(Dataset rows about figures)

◆ ◆ ◆

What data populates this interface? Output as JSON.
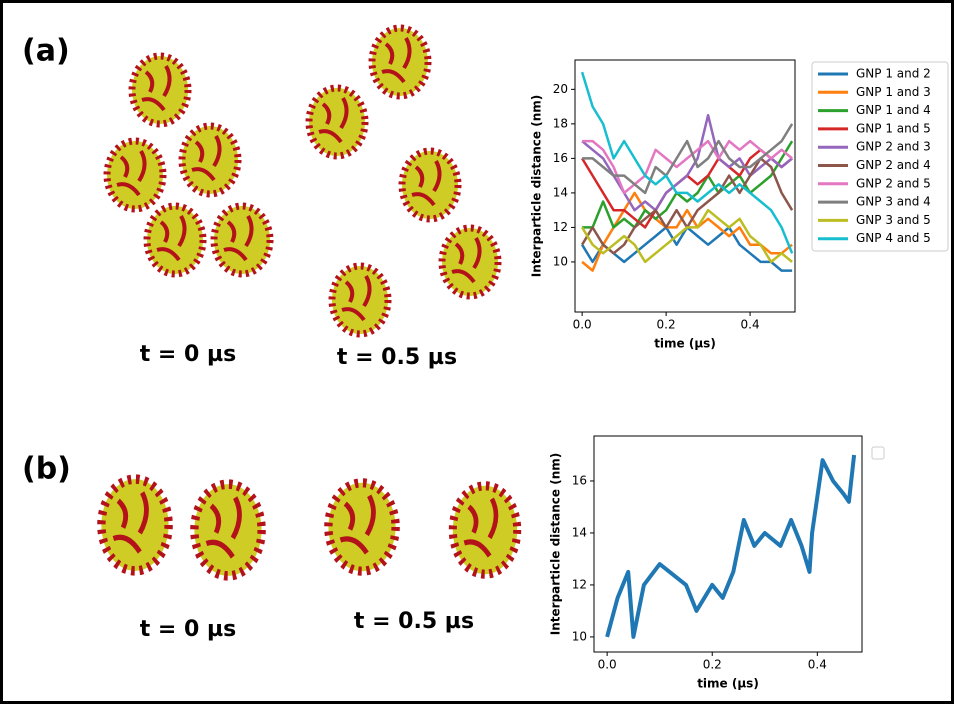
{
  "panel_labels": [
    "(a)",
    "(b)"
  ],
  "captions": [
    "t = 0 µs",
    "t = 0.5 µs",
    "t = 0 µs",
    "t = 0.5 µs"
  ],
  "chart_data": [
    {
      "type": "line",
      "xlabel": "time (μs)",
      "ylabel": "Interparticle distance (nm)",
      "xlim": [
        -0.017,
        0.507
      ],
      "ylim": [
        7.1,
        21.7
      ],
      "xticks": [
        {
          "value": 0,
          "label": "0.0"
        },
        {
          "value": 0.2,
          "label": "0.2"
        },
        {
          "value": 0.4,
          "label": "0.4"
        }
      ],
      "yticks": [
        10,
        12,
        14,
        16,
        18,
        20
      ],
      "legend": "outside-right",
      "x": [
        0,
        0.025,
        0.05,
        0.075,
        0.1,
        0.125,
        0.15,
        0.175,
        0.2,
        0.225,
        0.25,
        0.275,
        0.3,
        0.325,
        0.35,
        0.375,
        0.4,
        0.425,
        0.45,
        0.475,
        0.5
      ],
      "series": [
        {
          "name": "GNP 1 and 2",
          "color": "#1f77b4",
          "values": [
            11,
            10,
            11,
            10.5,
            10,
            10.5,
            11,
            11.5,
            12,
            11,
            12,
            11.5,
            11,
            11.5,
            12,
            11,
            10.5,
            10,
            10,
            9.5,
            9.5
          ]
        },
        {
          "name": "GNP 1 and 3",
          "color": "#ff7f0e",
          "values": [
            10,
            9.5,
            11,
            12,
            13,
            14,
            13,
            12.5,
            12,
            12,
            13,
            12,
            12.5,
            12,
            11.5,
            12,
            11,
            11,
            10.5,
            10.5,
            11
          ]
        },
        {
          "name": "GNP 1 and 4",
          "color": "#2ca02c",
          "values": [
            12,
            12,
            13.5,
            12,
            12.5,
            12,
            13,
            12.5,
            13,
            14,
            13.5,
            14,
            15,
            14,
            14.5,
            15,
            14,
            14.5,
            15,
            16,
            17
          ]
        },
        {
          "name": "GNP 1 and 5",
          "color": "#d62728",
          "values": [
            16,
            15,
            14,
            13,
            13,
            12.5,
            12,
            13,
            14,
            14.5,
            15,
            14.5,
            15,
            16,
            15.5,
            15,
            16,
            16.5,
            16,
            15.5,
            16
          ]
        },
        {
          "name": "GNP 2 and 3",
          "color": "#9467bd",
          "values": [
            17,
            16.5,
            16,
            15,
            14,
            13,
            13.5,
            13,
            14,
            14.5,
            15,
            16,
            18.5,
            16,
            15.5,
            16,
            15,
            15.5,
            16,
            15.5,
            16
          ]
        },
        {
          "name": "GNP 2 and 4",
          "color": "#8c564b",
          "values": [
            11,
            12,
            11,
            10.5,
            11,
            12,
            12.5,
            13,
            12,
            13,
            12,
            13,
            13.5,
            14,
            15,
            14,
            15,
            16,
            15.5,
            14,
            13
          ]
        },
        {
          "name": "GNP 2 and 5",
          "color": "#e377c2",
          "values": [
            17,
            17,
            16.5,
            15.5,
            14,
            14.5,
            15,
            16.5,
            16,
            15.5,
            16,
            16.5,
            17,
            16,
            17,
            16.5,
            17,
            16.5,
            16,
            16.5,
            16
          ]
        },
        {
          "name": "GNP 3 and 4",
          "color": "#7f7f7f",
          "values": [
            16,
            16,
            15.5,
            15,
            15,
            14.5,
            14,
            15.5,
            15,
            16,
            17,
            15.5,
            16,
            17,
            16,
            15.5,
            15.5,
            16,
            16.5,
            17,
            18
          ]
        },
        {
          "name": "GNP 3 and 5",
          "color": "#bcbd22",
          "values": [
            12,
            11,
            10.5,
            11,
            11.5,
            11,
            10,
            10.5,
            11,
            11.5,
            12,
            12,
            13,
            12.5,
            12,
            12.5,
            11.5,
            11,
            10,
            10.5,
            10
          ]
        },
        {
          "name": "GNP 4 and 5",
          "color": "#17becf",
          "values": [
            21,
            19,
            18,
            16,
            17,
            16,
            15,
            14.5,
            15,
            14,
            14,
            13.5,
            14,
            14.5,
            14,
            14.5,
            14,
            13.5,
            13,
            12,
            10.5
          ]
        }
      ]
    },
    {
      "type": "line",
      "xlabel": "time (μs)",
      "ylabel": "Interparticle distance (nm)",
      "xlim": [
        -0.025,
        0.485
      ],
      "ylim": [
        9.42,
        17.73
      ],
      "xticks": [
        {
          "value": 0,
          "label": "0.0"
        },
        {
          "value": 0.2,
          "label": "0.2"
        },
        {
          "value": 0.4,
          "label": "0.4"
        }
      ],
      "yticks": [
        10,
        12,
        14,
        16
      ],
      "x": [
        0,
        0.02,
        0.04,
        0.05,
        0.07,
        0.1,
        0.15,
        0.17,
        0.2,
        0.22,
        0.24,
        0.26,
        0.28,
        0.3,
        0.33,
        0.35,
        0.37,
        0.385,
        0.39,
        0.41,
        0.43,
        0.45,
        0.46,
        0.47
      ],
      "series": [
        {
          "color": "#1f77b4",
          "values": [
            10,
            11.5,
            12.5,
            10,
            12,
            12.8,
            12,
            11,
            12,
            11.5,
            12.5,
            14.5,
            13.5,
            14,
            13.5,
            14.5,
            13.5,
            12.5,
            14,
            16.8,
            16,
            15.5,
            15.2,
            17
          ]
        }
      ]
    }
  ]
}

◆ ◆ ◆

* Instructions to follow:
Give the entries again without a single change, but with no pictures.

* Result for this exercise:
What data populates this interface? Output as JSON.
{
  "panel_labels": [
    "(a)",
    "(b)"
  ],
  "captions": [
    "t = 0 µs",
    "t = 0.5 µs",
    "t = 0 µs",
    "t = 0.5 µs"
  ],
  "chart_data": [
    {
      "type": "line",
      "xlabel": "time (μs)",
      "ylabel": "Interparticle distance (nm)",
      "xlim": [
        -0.017,
        0.507
      ],
      "ylim": [
        7.1,
        21.7
      ],
      "xticks": [
        {
          "value": 0,
          "label": "0.0"
        },
        {
          "value": 0.2,
          "label": "0.2"
        },
        {
          "value": 0.4,
          "label": "0.4"
        }
      ],
      "yticks": [
        10,
        12,
        14,
        16,
        18,
        20
      ],
      "legend": "outside-right",
      "x": [
        0,
        0.025,
        0.05,
        0.075,
        0.1,
        0.125,
        0.15,
        0.175,
        0.2,
        0.225,
        0.25,
        0.275,
        0.3,
        0.325,
        0.35,
        0.375,
        0.4,
        0.425,
        0.45,
        0.475,
        0.5
      ],
      "series": [
        {
          "name": "GNP 1 and 2",
          "color": "#1f77b4",
          "values": [
            11,
            10,
            11,
            10.5,
            10,
            10.5,
            11,
            11.5,
            12,
            11,
            12,
            11.5,
            11,
            11.5,
            12,
            11,
            10.5,
            10,
            10,
            9.5,
            9.5
          ]
        },
        {
          "name": "GNP 1 and 3",
          "color": "#ff7f0e",
          "values": [
            10,
            9.5,
            11,
            12,
            13,
            14,
            13,
            12.5,
            12,
            12,
            13,
            12,
            12.5,
            12,
            11.5,
            12,
            11,
            11,
            10.5,
            10.5,
            11
          ]
        },
        {
          "name": "GNP 1 and 4",
          "color": "#2ca02c",
          "values": [
            12,
            12,
            13.5,
            12,
            12.5,
            12,
            13,
            12.5,
            13,
            14,
            13.5,
            14,
            15,
            14,
            14.5,
            15,
            14,
            14.5,
            15,
            16,
            17
          ]
        },
        {
          "name": "GNP 1 and 5",
          "color": "#d62728",
          "values": [
            16,
            15,
            14,
            13,
            13,
            12.5,
            12,
            13,
            14,
            14.5,
            15,
            14.5,
            15,
            16,
            15.5,
            15,
            16,
            16.5,
            16,
            15.5,
            16
          ]
        },
        {
          "name": "GNP 2 and 3",
          "color": "#9467bd",
          "values": [
            17,
            16.5,
            16,
            15,
            14,
            13,
            13.5,
            13,
            14,
            14.5,
            15,
            16,
            18.5,
            16,
            15.5,
            16,
            15,
            15.5,
            16,
            15.5,
            16
          ]
        },
        {
          "name": "GNP 2 and 4",
          "color": "#8c564b",
          "values": [
            11,
            12,
            11,
            10.5,
            11,
            12,
            12.5,
            13,
            12,
            13,
            12,
            13,
            13.5,
            14,
            15,
            14,
            15,
            16,
            15.5,
            14,
            13
          ]
        },
        {
          "name": "GNP 2 and 5",
          "color": "#e377c2",
          "values": [
            17,
            17,
            16.5,
            15.5,
            14,
            14.5,
            15,
            16.5,
            16,
            15.5,
            16,
            16.5,
            17,
            16,
            17,
            16.5,
            17,
            16.5,
            16,
            16.5,
            16
          ]
        },
        {
          "name": "GNP 3 and 4",
          "color": "#7f7f7f",
          "values": [
            16,
            16,
            15.5,
            15,
            15,
            14.5,
            14,
            15.5,
            15,
            16,
            17,
            15.5,
            16,
            17,
            16,
            15.5,
            15.5,
            16,
            16.5,
            17,
            18
          ]
        },
        {
          "name": "GNP 3 and 5",
          "color": "#bcbd22",
          "values": [
            12,
            11,
            10.5,
            11,
            11.5,
            11,
            10,
            10.5,
            11,
            11.5,
            12,
            12,
            13,
            12.5,
            12,
            12.5,
            11.5,
            11,
            10,
            10.5,
            10
          ]
        },
        {
          "name": "GNP 4 and 5",
          "color": "#17becf",
          "values": [
            21,
            19,
            18,
            16,
            17,
            16,
            15,
            14.5,
            15,
            14,
            14,
            13.5,
            14,
            14.5,
            14,
            14.5,
            14,
            13.5,
            13,
            12,
            10.5
          ]
        }
      ]
    },
    {
      "type": "line",
      "xlabel": "time (μs)",
      "ylabel": "Interparticle distance (nm)",
      "xlim": [
        -0.025,
        0.485
      ],
      "ylim": [
        9.42,
        17.73
      ],
      "xticks": [
        {
          "value": 0,
          "label": "0.0"
        },
        {
          "value": 0.2,
          "label": "0.2"
        },
        {
          "value": 0.4,
          "label": "0.4"
        }
      ],
      "yticks": [
        10,
        12,
        14,
        16
      ],
      "x": [
        0,
        0.02,
        0.04,
        0.05,
        0.07,
        0.1,
        0.15,
        0.17,
        0.2,
        0.22,
        0.24,
        0.26,
        0.28,
        0.3,
        0.33,
        0.35,
        0.37,
        0.385,
        0.39,
        0.41,
        0.43,
        0.45,
        0.46,
        0.47
      ],
      "series": [
        {
          "color": "#1f77b4",
          "values": [
            10,
            11.5,
            12.5,
            10,
            12,
            12.8,
            12,
            11,
            12,
            11.5,
            12.5,
            14.5,
            13.5,
            14,
            13.5,
            14.5,
            13.5,
            12.5,
            14,
            16.8,
            16,
            15.5,
            15.2,
            17
          ]
        }
      ]
    }
  ]
}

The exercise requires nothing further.